▶ _What this task involves_: Write out the listing in full, matching it word for word.

[Raw records]
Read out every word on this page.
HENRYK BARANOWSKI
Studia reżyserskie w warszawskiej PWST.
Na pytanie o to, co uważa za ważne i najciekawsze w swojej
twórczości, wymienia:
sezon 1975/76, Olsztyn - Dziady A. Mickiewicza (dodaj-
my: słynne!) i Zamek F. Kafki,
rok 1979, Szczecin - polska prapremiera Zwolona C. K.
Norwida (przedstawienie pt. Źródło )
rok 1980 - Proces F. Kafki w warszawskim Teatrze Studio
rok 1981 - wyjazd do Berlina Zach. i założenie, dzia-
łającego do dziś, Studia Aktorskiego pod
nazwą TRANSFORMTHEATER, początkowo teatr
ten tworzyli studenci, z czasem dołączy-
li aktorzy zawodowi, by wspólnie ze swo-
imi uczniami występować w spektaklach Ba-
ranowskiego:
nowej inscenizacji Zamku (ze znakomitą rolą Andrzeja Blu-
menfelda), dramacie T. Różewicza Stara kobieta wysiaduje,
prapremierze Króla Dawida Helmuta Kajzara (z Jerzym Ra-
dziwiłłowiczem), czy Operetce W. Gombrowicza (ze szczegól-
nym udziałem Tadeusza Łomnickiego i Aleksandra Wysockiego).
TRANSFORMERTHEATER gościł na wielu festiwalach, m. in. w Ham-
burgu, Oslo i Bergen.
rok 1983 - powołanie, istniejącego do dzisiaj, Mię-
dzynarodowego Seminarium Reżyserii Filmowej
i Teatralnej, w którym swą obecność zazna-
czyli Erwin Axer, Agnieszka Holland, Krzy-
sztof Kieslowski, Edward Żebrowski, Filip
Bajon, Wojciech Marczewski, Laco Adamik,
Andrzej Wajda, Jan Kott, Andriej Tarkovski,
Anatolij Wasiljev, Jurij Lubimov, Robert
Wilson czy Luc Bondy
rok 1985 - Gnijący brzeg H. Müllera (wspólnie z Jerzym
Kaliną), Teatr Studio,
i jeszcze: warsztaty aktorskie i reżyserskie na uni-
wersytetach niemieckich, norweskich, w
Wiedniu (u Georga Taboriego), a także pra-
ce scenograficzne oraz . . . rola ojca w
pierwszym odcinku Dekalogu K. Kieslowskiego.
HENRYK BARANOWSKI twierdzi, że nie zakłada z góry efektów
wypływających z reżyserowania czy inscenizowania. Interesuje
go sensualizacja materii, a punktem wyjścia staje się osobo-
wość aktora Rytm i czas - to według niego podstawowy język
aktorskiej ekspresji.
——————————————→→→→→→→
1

▶ _Result of this exercise_:
Read out every word on this page.
HENRYK BARANOWSKI
Studia reżyserskie w warszawskiej PWST.
Na pytanie o to, co uważa za ważne i najciekawsze w swojej
twórczości, wymienia:
sezon 1975/76, Olsztyn - Dziady A. Mickiewicza (dodaj-
my: słynne!) i Zamek F. Kafki,
rok 1979, Szczecin - polska prapremiera Zwolona C. K.
Norwida (przedstawienie pt. Źródło )
rok 1980 - Proces F. Kafki w warszawskim Teatrze Studio
rok 1981 - wyjazd do Berlina Zach. i założenie, dzia-
łającego do dziś, Studia Aktorskiego pod
nazwą TRANSFORMTHEATER, początkowo teatr
ten tworzyli studenci, z czasem dołączy-
li aktorzy zawodowi, by wspólnie ze swo-
imi uczniami występować w spektaklach Ba-
ranowskiego:
nowej inscenizacji Zamku (ze znakomitą rolą Andrzeja Blu-
menfelda), dramacie T. Różewicza Stara kobieta wysiaduje,
prapremierze Króla Dawida Helmuta Kajzara (z Jerzym Ra-
dziwiłłowiczem), czy Operetce W. Gombrowicza (ze szczegól-
nym udziałem Tadeusza Łomnickiego i Aleksandra Wysockiego).
TRANSFORMERTHEATER gościł na wielu festiwalach, m. in. w Ham-
burgu, Oslo i Bergen.
rok 1983 - powołanie, istniejącego do dzisiaj, Mię-
dzynarodowego Seminarium Reżyserii Filmowej
i Teatralnej, w którym swą obecność zazna-
czyli Erwin Axer, Agnieszka Holland, Krzy-
sztof Kieslowski, Edward Żebrowski, Filip
Bajon, Wojciech Marczewski, Laco Adamik,
Andrzej Wajda, Jan Kott, Andriej Tarkovski,
Anatolij Wasiljev, Jurij Lubimov, Robert
Wilson czy Luc Bondy
rok 1985 - Gnijący brzeg H. Müllera (wspólnie z Jerzym
Kaliną), Teatr Studio,
i jeszcze: warsztaty aktorskie i reżyserskie na uni-
wersytetach niemieckich, norweskich, w
Wiedniu (u Georga Taboriego), a także pra-
ce scenograficzne oraz . . . rola ojca w
pierwszym odcinku Dekalogu K. Kieslowskiego.
HENRYK BARANOWSKI twierdzi, że nie zakłada z góry efektów
wypływających z reżyserowania czy inscenizowania. Interesuje
go sensualizacja materii, a punktem wyjścia staje się osobo-
wość aktora Rytm i czas - to według niego podstawowy język
aktorskiej ekspresji.
——————————————→→→→→→→
1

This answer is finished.